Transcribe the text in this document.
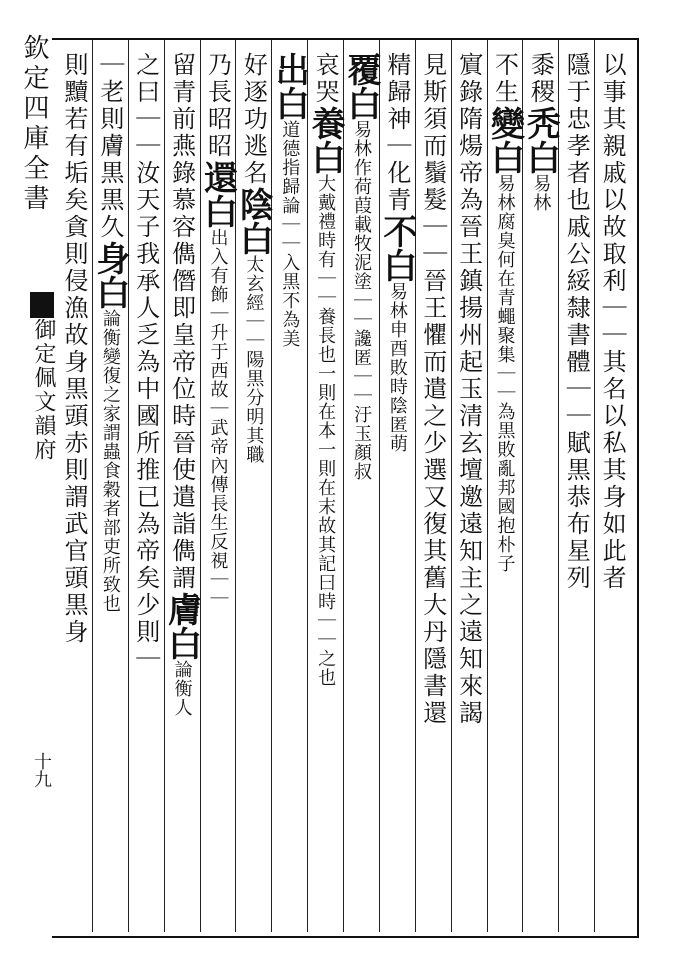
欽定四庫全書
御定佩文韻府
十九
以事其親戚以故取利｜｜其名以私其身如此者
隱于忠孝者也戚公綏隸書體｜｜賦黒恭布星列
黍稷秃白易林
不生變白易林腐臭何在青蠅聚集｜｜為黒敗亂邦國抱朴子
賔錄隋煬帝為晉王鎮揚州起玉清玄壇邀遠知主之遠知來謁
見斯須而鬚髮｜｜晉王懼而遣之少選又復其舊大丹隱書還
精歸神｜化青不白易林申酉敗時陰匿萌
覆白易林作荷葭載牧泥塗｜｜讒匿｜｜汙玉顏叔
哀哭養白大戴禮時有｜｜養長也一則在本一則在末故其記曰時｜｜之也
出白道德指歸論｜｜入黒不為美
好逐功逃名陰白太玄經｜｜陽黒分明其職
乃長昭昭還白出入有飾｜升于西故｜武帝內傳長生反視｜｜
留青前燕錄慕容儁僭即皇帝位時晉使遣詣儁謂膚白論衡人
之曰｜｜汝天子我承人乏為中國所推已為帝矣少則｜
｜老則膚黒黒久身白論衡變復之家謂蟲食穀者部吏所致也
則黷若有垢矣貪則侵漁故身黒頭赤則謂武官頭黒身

* [What you should do]: Restate the data above word for word. Do not include the images.

* [Result of this task]:
Transcribe the text in this document.
欽定四庫全書
御定佩文韻府
十九
以事其親戚以故取利｜｜其名以私其身如此者
隱于忠孝者也戚公綏隸書體｜｜賦黒恭布星列
黍稷秃白易林
不生變白易林腐臭何在青蠅聚集｜｜為黒敗亂邦國抱朴子
賔錄隋煬帝為晉王鎮揚州起玉清玄壇邀遠知主之遠知來謁
見斯須而鬚髮｜｜晉王懼而遣之少選又復其舊大丹隱書還
精歸神｜化青不白易林申酉敗時陰匿萌
覆白易林作荷葭載牧泥塗｜｜讒匿｜｜汙玉顏叔
哀哭養白大戴禮時有｜｜養長也一則在本一則在末故其記曰時｜｜之也
出白道德指歸論｜｜入黒不為美
好逐功逃名陰白太玄經｜｜陽黒分明其職
乃長昭昭還白出入有飾｜升于西故｜武帝內傳長生反視｜｜
留青前燕錄慕容儁僭即皇帝位時晉使遣詣儁謂膚白論衡人
之曰｜｜汝天子我承人乏為中國所推已為帝矣少則｜
｜老則膚黒黒久身白論衡變復之家謂蟲食穀者部吏所致也
則黷若有垢矣貪則侵漁故身黒頭赤則謂武官頭黒身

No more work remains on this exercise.